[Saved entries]
━━━━━━━━

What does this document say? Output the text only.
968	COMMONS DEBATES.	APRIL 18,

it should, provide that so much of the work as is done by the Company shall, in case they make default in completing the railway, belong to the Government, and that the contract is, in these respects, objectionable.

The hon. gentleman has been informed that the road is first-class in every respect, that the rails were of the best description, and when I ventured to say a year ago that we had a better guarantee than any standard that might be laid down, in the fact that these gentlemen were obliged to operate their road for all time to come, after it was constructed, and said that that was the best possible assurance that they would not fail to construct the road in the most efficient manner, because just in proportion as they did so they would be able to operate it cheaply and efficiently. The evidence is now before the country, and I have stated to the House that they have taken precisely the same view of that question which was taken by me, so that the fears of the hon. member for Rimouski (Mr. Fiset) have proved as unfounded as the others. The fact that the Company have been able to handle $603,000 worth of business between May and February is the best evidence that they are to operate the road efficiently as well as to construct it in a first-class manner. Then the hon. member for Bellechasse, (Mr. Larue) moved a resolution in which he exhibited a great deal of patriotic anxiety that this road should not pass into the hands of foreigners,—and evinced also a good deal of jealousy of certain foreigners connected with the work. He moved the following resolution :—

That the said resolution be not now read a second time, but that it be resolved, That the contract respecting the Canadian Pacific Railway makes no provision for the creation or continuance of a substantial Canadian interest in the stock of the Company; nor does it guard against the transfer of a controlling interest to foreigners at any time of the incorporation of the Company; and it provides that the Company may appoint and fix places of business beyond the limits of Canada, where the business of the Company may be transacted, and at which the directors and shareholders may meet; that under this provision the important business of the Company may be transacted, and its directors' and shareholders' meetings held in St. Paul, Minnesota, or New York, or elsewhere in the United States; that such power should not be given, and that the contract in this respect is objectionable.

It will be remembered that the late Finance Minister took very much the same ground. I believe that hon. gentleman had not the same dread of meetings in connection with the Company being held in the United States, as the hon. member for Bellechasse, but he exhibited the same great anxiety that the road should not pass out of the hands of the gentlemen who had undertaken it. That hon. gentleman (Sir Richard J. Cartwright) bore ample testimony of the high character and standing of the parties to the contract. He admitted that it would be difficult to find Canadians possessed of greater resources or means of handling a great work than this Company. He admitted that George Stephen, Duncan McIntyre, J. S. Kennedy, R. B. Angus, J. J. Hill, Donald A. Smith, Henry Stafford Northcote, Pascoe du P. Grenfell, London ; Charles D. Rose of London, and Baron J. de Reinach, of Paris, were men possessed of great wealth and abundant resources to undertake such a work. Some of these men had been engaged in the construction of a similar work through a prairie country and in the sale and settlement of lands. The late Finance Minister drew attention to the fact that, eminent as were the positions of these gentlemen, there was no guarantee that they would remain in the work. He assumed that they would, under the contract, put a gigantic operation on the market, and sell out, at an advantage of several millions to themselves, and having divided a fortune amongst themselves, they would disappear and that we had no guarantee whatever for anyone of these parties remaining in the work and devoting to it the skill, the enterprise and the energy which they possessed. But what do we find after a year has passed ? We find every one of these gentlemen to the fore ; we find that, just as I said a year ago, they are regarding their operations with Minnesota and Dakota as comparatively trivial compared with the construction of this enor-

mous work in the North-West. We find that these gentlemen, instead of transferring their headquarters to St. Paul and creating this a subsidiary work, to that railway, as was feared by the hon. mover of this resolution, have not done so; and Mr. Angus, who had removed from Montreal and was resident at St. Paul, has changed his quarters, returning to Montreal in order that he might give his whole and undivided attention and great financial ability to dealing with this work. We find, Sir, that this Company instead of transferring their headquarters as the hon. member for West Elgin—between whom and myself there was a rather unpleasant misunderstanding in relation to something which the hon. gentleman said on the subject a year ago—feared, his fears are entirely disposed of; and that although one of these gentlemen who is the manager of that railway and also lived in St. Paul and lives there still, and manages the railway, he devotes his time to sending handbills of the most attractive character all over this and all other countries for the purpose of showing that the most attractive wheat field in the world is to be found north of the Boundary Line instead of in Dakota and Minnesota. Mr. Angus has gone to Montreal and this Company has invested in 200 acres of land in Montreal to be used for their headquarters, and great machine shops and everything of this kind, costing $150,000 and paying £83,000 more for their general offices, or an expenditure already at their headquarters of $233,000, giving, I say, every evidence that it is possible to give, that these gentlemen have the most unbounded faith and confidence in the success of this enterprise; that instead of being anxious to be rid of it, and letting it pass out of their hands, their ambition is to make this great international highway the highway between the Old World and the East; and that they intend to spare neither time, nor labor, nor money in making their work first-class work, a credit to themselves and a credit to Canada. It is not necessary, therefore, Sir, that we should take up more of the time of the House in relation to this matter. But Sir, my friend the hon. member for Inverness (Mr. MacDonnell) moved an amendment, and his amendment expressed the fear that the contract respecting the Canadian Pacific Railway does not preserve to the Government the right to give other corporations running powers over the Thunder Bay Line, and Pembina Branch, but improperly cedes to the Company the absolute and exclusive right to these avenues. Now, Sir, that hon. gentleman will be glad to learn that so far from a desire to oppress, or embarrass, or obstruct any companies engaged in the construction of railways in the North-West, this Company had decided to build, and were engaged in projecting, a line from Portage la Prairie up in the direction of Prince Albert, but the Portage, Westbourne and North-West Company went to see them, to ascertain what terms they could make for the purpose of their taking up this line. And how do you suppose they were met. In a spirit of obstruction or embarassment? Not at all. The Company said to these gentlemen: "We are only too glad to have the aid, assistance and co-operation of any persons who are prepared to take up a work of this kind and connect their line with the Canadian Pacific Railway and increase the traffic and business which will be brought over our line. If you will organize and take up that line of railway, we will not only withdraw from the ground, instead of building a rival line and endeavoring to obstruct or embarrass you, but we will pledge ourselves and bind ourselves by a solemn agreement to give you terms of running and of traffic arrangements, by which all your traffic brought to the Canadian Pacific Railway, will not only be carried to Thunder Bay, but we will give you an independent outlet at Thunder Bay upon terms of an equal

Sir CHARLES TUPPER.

━━━━━━━━

Brief
Print the material verbatim, all of it.

Solution to this problem
What does this document say? Output the text only.
968	COMMONS DEBATES.	APRIL 18,

it should, provide that so much of the work as is done by the Company shall, in case they make default in completing the railway, belong to the Government, and that the contract is, in these respects, objectionable.

The hon. gentleman has been informed that the road is first-class in every respect, that the rails were of the best description, and when I ventured to say a year ago that we had a better guarantee than any standard that might be laid down, in the fact that these gentlemen were obliged to operate their road for all time to come, after it was constructed, and said that that was the best possible assurance that they would not fail to construct the road in the most efficient manner, because just in proportion as they did so they would be able to operate it cheaply and efficiently. The evidence is now before the country, and I have stated to the House that they have taken precisely the same view of that question which was taken by me, so that the fears of the hon. member for Rimouski (Mr. Fiset) have proved as unfounded as the others. The fact that the Company have been able to handle $603,000 worth of business between May and February is the best evidence that they are to operate the road efficiently as well as to construct it in a first-class manner. Then the hon. member for Bellechasse, (Mr. Larue) moved a resolution in which he exhibited a great deal of patriotic anxiety that this road should not pass into the hands of foreigners,—and evinced also a good deal of jealousy of certain foreigners connected with the work. He moved the following resolution :—

That the said resolution be not now read a second time, but that it be resolved, That the contract respecting the Canadian Pacific Railway makes no provision for the creation or continuance of a substantial Canadian interest in the stock of the Company; nor does it guard against the transfer of a controlling interest to foreigners at any time of the incorporation of the Company; and it provides that the Company may appoint and fix places of business beyond the limits of Canada, where the business of the Company may be transacted, and at which the directors and shareholders may meet; that under this provision the important business of the Company may be transacted, and its directors' and shareholders' meetings held in St. Paul, Minnesota, or New York, or elsewhere in the United States; that such power should not be given, and that the contract in this respect is objectionable.

It will be remembered that the late Finance Minister took very much the same ground. I believe that hon. gentleman had not the same dread of meetings in connection with the Company being held in the United States, as the hon. member for Bellechasse, but he exhibited the same great anxiety that the road should not pass out of the hands of the gentlemen who had undertaken it. That hon. gentleman (Sir Richard J. Cartwright) bore ample testimony of the high character and standing of the parties to the contract. He admitted that it would be difficult to find Canadians possessed of greater resources or means of handling a great work than this Company. He admitted that George Stephen, Duncan McIntyre, J. S. Kennedy, R. B. Angus, J. J. Hill, Donald A. Smith, Henry Stafford Northcote, Pascoe du P. Grenfell, London ; Charles D. Rose of London, and Baron J. de Reinach, of Paris, were men possessed of great wealth and abundant resources to undertake such a work. Some of these men had been engaged in the construction of a similar work through a prairie country and in the sale and settlement of lands. The late Finance Minister drew attention to the fact that, eminent as were the positions of these gentlemen, there was no guarantee that they would remain in the work. He assumed that they would, under the contract, put a gigantic operation on the market, and sell out, at an advantage of several millions to themselves, and having divided a fortune amongst themselves, they would disappear and that we had no guarantee whatever for anyone of these parties remaining in the work and devoting to it the skill, the enterprise and the energy which they possessed. But what do we find after a year has passed ? We find every one of these gentlemen to the fore ; we find that, just as I said a year ago, they are regarding their operations with Minnesota and Dakota as comparatively trivial compared with the construction of this enor-

mous work in the North-West. We find that these gentlemen, instead of transferring their headquarters to St. Paul and creating this a subsidiary work, to that railway, as was feared by the hon. mover of this resolution, have not done so; and Mr. Angus, who had removed from Montreal and was resident at St. Paul, has changed his quarters, returning to Montreal in order that he might give his whole and undivided attention and great financial ability to dealing with this work. We find, Sir, that this Company instead of transferring their headquarters as the hon. member for West Elgin—between whom and myself there was a rather unpleasant misunderstanding in relation to something which the hon. gentleman said on the subject a year ago—feared, his fears are entirely disposed of; and that although one of these gentlemen who is the manager of that railway and also lived in St. Paul and lives there still, and manages the railway, he devotes his time to sending handbills of the most attractive character all over this and all other countries for the purpose of showing that the most attractive wheat field in the world is to be found north of the Boundary Line instead of in Dakota and Minnesota. Mr. Angus has gone to Montreal and this Company has invested in 200 acres of land in Montreal to be used for their headquarters, and great machine shops and everything of this kind, costing $150,000 and paying £83,000 more for their general offices, or an expenditure already at their headquarters of $233,000, giving, I say, every evidence that it is possible to give, that these gentlemen have the most unbounded faith and confidence in the success of this enterprise; that instead of being anxious to be rid of it, and letting it pass out of their hands, their ambition is to make this great international highway the highway between the Old World and the East; and that they intend to spare neither time, nor labor, nor money in making their work first-class work, a credit to themselves and a credit to Canada. It is not necessary, therefore, Sir, that we should take up more of the time of the House in relation to this matter. But Sir, my friend the hon. member for Inverness (Mr. MacDonnell) moved an amendment, and his amendment expressed the fear that the contract respecting the Canadian Pacific Railway does not preserve to the Government the right to give other corporations running powers over the Thunder Bay Line, and Pembina Branch, but improperly cedes to the Company the absolute and exclusive right to these avenues. Now, Sir, that hon. gentleman will be glad to learn that so far from a desire to oppress, or embarrass, or obstruct any companies engaged in the construction of railways in the North-West, this Company had decided to build, and were engaged in projecting, a line from Portage la Prairie up in the direction of Prince Albert, but the Portage, Westbourne and North-West Company went to see them, to ascertain what terms they could make for the purpose of their taking up this line. And how do you suppose they were met. In a spirit of obstruction or embarassment? Not at all. The Company said to these gentlemen: "We are only too glad to have the aid, assistance and co-operation of any persons who are prepared to take up a work of this kind and connect their line with the Canadian Pacific Railway and increase the traffic and business which will be brought over our line. If you will organize and take up that line of railway, we will not only withdraw from the ground, instead of building a rival line and endeavoring to obstruct or embarrass you, but we will pledge ourselves and bind ourselves by a solemn agreement to give you terms of running and of traffic arrangements, by which all your traffic brought to the Canadian Pacific Railway, will not only be carried to Thunder Bay, but we will give you an independent outlet at Thunder Bay upon terms of an equal

Sir CHARLES TUPPER.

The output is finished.